**Your objective:**
Every record should be written out exactly, please.

[Chart and figure data]

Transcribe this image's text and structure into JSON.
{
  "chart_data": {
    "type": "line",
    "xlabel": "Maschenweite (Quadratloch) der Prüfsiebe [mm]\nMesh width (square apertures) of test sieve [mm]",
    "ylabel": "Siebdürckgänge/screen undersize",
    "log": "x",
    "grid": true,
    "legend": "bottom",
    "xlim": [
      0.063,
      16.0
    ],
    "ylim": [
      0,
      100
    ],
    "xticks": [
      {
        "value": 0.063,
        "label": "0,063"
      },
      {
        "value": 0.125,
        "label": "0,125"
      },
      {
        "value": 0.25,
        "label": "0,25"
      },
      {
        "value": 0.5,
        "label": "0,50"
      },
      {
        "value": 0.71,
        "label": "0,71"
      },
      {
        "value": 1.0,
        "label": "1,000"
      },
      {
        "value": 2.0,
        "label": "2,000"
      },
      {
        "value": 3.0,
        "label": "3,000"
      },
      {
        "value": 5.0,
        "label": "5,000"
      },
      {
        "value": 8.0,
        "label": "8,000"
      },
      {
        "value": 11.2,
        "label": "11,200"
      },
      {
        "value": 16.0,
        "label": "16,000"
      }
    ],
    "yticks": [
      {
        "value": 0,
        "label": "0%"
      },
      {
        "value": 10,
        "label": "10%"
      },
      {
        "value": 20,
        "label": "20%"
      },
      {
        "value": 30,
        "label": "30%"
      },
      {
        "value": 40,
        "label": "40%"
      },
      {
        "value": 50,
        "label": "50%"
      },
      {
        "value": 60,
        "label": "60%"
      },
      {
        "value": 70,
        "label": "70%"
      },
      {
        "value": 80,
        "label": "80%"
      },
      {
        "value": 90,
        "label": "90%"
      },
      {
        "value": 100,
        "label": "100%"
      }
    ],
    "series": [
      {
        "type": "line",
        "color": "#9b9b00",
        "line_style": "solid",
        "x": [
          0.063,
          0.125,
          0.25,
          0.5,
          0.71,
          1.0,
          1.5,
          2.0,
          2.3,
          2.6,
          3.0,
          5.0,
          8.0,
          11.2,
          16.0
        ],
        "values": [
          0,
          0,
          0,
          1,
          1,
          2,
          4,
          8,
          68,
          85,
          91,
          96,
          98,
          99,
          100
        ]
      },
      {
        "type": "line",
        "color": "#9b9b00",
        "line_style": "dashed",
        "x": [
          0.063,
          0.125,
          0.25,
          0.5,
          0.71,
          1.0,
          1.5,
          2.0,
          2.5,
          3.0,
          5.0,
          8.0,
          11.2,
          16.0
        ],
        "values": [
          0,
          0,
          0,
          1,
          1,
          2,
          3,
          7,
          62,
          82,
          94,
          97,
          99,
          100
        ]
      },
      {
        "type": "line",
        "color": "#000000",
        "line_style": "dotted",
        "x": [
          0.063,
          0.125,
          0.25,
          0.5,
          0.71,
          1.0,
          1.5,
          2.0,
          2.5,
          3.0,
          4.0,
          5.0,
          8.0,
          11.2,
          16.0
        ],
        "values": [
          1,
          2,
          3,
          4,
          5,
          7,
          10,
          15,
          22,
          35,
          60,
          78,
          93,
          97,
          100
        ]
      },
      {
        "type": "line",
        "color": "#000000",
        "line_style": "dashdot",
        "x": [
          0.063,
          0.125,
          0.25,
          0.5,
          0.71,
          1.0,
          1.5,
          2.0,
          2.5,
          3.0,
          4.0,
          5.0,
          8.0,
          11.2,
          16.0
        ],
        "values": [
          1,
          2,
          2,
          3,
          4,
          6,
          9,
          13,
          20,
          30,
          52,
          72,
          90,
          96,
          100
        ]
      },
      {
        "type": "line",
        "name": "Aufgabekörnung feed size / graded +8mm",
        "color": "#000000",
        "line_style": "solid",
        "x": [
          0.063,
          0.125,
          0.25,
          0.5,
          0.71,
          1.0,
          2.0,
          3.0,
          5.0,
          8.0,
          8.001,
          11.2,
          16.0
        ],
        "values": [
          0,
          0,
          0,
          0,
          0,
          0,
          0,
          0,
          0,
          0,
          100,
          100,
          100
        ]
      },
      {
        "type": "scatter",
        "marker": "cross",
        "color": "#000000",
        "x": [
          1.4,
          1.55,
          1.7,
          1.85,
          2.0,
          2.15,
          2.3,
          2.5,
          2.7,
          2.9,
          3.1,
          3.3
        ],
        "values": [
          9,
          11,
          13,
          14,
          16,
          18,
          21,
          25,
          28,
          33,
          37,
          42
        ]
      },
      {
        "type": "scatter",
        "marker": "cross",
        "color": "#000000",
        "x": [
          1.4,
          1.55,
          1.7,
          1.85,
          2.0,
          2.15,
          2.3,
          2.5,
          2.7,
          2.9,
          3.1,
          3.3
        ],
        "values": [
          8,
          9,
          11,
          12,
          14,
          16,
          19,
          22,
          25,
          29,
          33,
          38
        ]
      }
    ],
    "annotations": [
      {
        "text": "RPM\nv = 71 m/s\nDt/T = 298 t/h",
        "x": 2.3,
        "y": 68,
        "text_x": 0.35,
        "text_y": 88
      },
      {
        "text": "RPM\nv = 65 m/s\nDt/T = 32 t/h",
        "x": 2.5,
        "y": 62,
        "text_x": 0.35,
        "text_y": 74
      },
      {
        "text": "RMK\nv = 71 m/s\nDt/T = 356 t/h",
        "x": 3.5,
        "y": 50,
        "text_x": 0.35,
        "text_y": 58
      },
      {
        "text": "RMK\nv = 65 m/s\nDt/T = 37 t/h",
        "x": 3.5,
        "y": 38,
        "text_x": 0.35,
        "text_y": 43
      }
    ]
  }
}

**Response:**
Transcribe this image's text and structure into JSON.
{
  "chart_data": {
    "type": "line",
    "xlabel": "Maschenweite (Quadratloch) der Prüfsiebe [mm]\nMesh width (square apertures) of test sieve [mm]",
    "ylabel": "Siebdürckgänge/screen undersize",
    "log": "x",
    "grid": true,
    "legend": "bottom",
    "xlim": [
      0.063,
      16.0
    ],
    "ylim": [
      0,
      100
    ],
    "xticks": [
      {
        "value": 0.063,
        "label": "0,063"
      },
      {
        "value": 0.125,
        "label": "0,125"
      },
      {
        "value": 0.25,
        "label": "0,25"
      },
      {
        "value": 0.5,
        "label": "0,50"
      },
      {
        "value": 0.71,
        "label": "0,71"
      },
      {
        "value": 1.0,
        "label": "1,000"
      },
      {
        "value": 2.0,
        "label": "2,000"
      },
      {
        "value": 3.0,
        "label": "3,000"
      },
      {
        "value": 5.0,
        "label": "5,000"
      },
      {
        "value": 8.0,
        "label": "8,000"
      },
      {
        "value": 11.2,
        "label": "11,200"
      },
      {
        "value": 16.0,
        "label": "16,000"
      }
    ],
    "yticks": [
      {
        "value": 0,
        "label": "0%"
      },
      {
        "value": 10,
        "label": "10%"
      },
      {
        "value": 20,
        "label": "20%"
      },
      {
        "value": 30,
        "label": "30%"
      },
      {
        "value": 40,
        "label": "40%"
      },
      {
        "value": 50,
        "label": "50%"
      },
      {
        "value": 60,
        "label": "60%"
      },
      {
        "value": 70,
        "label": "70%"
      },
      {
        "value": 80,
        "label": "80%"
      },
      {
        "value": 90,
        "label": "90%"
      },
      {
        "value": 100,
        "label": "100%"
      }
    ],
    "series": [
      {
        "type": "line",
        "color": "#9b9b00",
        "line_style": "solid",
        "x": [
          0.063,
          0.125,
          0.25,
          0.5,
          0.71,
          1.0,
          1.5,
          2.0,
          2.3,
          2.6,
          3.0,
          5.0,
          8.0,
          11.2,
          16.0
        ],
        "values": [
          0,
          0,
          0,
          1,
          1,
          2,
          4,
          8,
          68,
          85,
          91,
          96,
          98,
          99,
          100
        ]
      },
      {
        "type": "line",
        "color": "#9b9b00",
        "line_style": "dashed",
        "x": [
          0.063,
          0.125,
          0.25,
          0.5,
          0.71,
          1.0,
          1.5,
          2.0,
          2.5,
          3.0,
          5.0,
          8.0,
          11.2,
          16.0
        ],
        "values": [
          0,
          0,
          0,
          1,
          1,
          2,
          3,
          7,
          62,
          82,
          94,
          97,
          99,
          100
        ]
      },
      {
        "type": "line",
        "color": "#000000",
        "line_style": "dotted",
        "x": [
          0.063,
          0.125,
          0.25,
          0.5,
          0.71,
          1.0,
          1.5,
          2.0,
          2.5,
          3.0,
          4.0,
          5.0,
          8.0,
          11.2,
          16.0
        ],
        "values": [
          1,
          2,
          3,
          4,
          5,
          7,
          10,
          15,
          22,
          35,
          60,
          78,
          93,
          97,
          100
        ]
      },
      {
        "type": "line",
        "color": "#000000",
        "line_style": "dashdot",
        "x": [
          0.063,
          0.125,
          0.25,
          0.5,
          0.71,
          1.0,
          1.5,
          2.0,
          2.5,
          3.0,
          4.0,
          5.0,
          8.0,
          11.2,
          16.0
        ],
        "values": [
          1,
          2,
          2,
          3,
          4,
          6,
          9,
          13,
          20,
          30,
          52,
          72,
          90,
          96,
          100
        ]
      },
      {
        "type": "line",
        "name": "Aufgabekörnung feed size / graded +8mm",
        "color": "#000000",
        "line_style": "solid",
        "x": [
          0.063,
          0.125,
          0.25,
          0.5,
          0.71,
          1.0,
          2.0,
          3.0,
          5.0,
          8.0,
          8.001,
          11.2,
          16.0
        ],
        "values": [
          0,
          0,
          0,
          0,
          0,
          0,
          0,
          0,
          0,
          0,
          100,
          100,
          100
        ]
      },
      {
        "type": "scatter",
        "marker": "cross",
        "color": "#000000",
        "x": [
          1.4,
          1.55,
          1.7,
          1.85,
          2.0,
          2.15,
          2.3,
          2.5,
          2.7,
          2.9,
          3.1,
          3.3
        ],
        "values": [
          9,
          11,
          13,
          14,
          16,
          18,
          21,
          25,
          28,
          33,
          37,
          42
        ]
      },
      {
        "type": "scatter",
        "marker": "cross",
        "color": "#000000",
        "x": [
          1.4,
          1.55,
          1.7,
          1.85,
          2.0,
          2.15,
          2.3,
          2.5,
          2.7,
          2.9,
          3.1,
          3.3
        ],
        "values": [
          8,
          9,
          11,
          12,
          14,
          16,
          19,
          22,
          25,
          29,
          33,
          38
        ]
      }
    ],
    "annotations": [
      {
        "text": "RPM\nv = 71 m/s\nDt/T = 298 t/h",
        "x": 2.3,
        "y": 68,
        "text_x": 0.35,
        "text_y": 88
      },
      {
        "text": "RPM\nv = 65 m/s\nDt/T = 32 t/h",
        "x": 2.5,
        "y": 62,
        "text_x": 0.35,
        "text_y": 74
      },
      {
        "text": "RMK\nv = 71 m/s\nDt/T = 356 t/h",
        "x": 3.5,
        "y": 50,
        "text_x": 0.35,
        "text_y": 58
      },
      {
        "text": "RMK\nv = 65 m/s\nDt/T = 37 t/h",
        "x": 3.5,
        "y": 38,
        "text_x": 0.35,
        "text_y": 43
      }
    ]
  }
}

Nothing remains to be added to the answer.